'''

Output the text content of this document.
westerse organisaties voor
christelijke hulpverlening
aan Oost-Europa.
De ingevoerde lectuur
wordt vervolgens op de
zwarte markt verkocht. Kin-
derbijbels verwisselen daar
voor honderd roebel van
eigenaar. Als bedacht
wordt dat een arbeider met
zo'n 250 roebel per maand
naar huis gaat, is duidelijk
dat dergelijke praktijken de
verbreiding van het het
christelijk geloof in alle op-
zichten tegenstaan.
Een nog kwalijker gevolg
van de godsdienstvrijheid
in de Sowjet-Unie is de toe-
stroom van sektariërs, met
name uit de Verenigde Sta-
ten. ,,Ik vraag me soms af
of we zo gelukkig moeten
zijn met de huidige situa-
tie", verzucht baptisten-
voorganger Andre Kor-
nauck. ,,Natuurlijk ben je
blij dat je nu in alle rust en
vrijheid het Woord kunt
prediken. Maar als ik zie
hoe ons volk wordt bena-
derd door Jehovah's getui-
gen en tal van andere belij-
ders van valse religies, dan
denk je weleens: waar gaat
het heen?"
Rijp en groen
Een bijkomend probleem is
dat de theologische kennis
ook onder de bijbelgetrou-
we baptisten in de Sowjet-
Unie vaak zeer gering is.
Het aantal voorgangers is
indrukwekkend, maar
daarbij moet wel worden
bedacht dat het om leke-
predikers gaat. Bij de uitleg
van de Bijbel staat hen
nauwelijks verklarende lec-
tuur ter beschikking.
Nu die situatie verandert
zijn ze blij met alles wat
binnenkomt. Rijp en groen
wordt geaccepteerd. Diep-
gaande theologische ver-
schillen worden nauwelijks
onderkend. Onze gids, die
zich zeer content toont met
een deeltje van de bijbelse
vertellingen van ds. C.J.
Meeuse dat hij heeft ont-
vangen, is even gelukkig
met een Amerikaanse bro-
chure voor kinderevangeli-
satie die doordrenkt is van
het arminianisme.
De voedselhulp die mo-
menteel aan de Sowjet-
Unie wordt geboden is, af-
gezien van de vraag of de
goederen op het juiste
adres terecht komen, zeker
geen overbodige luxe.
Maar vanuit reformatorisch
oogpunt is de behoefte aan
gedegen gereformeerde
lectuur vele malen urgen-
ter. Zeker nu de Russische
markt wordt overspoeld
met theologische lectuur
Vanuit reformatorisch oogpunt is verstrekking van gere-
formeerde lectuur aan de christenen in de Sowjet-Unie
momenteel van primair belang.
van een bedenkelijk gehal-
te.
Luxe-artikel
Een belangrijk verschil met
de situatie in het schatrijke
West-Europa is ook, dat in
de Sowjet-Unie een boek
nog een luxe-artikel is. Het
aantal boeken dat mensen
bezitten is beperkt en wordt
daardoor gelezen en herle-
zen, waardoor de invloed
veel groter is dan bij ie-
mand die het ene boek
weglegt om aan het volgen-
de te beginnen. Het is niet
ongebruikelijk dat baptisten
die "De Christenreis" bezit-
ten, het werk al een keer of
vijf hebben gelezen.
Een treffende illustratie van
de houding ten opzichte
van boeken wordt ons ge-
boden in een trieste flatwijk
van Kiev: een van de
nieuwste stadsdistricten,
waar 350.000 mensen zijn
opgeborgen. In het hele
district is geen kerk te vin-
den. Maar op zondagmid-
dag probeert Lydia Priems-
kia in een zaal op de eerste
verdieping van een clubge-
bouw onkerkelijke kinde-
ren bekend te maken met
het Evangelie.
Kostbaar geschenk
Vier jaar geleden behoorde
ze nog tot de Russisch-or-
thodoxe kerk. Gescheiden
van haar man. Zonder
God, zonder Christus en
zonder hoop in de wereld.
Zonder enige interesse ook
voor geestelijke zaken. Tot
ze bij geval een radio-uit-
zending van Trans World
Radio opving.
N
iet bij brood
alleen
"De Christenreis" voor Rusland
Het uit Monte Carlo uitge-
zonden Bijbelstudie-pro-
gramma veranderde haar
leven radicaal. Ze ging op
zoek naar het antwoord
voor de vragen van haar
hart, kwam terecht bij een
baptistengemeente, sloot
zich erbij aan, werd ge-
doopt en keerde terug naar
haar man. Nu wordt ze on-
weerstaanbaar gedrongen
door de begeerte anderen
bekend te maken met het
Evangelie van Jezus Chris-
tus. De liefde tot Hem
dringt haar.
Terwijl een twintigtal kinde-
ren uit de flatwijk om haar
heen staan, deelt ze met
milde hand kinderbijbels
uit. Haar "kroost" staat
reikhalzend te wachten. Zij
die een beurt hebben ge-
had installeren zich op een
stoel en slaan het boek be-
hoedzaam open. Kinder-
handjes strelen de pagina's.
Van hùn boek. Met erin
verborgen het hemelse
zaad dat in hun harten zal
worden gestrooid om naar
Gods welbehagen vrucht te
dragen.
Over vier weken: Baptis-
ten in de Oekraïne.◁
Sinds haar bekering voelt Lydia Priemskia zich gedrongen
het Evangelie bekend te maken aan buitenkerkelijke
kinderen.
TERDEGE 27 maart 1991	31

'''

| Prompt |
Return every line containing "Unie".

| Solution |
in de Sowjet-Unie is de toe-
Unie vaak zeer gering is.
Unie wordt geboden is, af-
formeerde lectuur aan de christenen in de Sowjet-Unie
de Sowjet-Unie een boek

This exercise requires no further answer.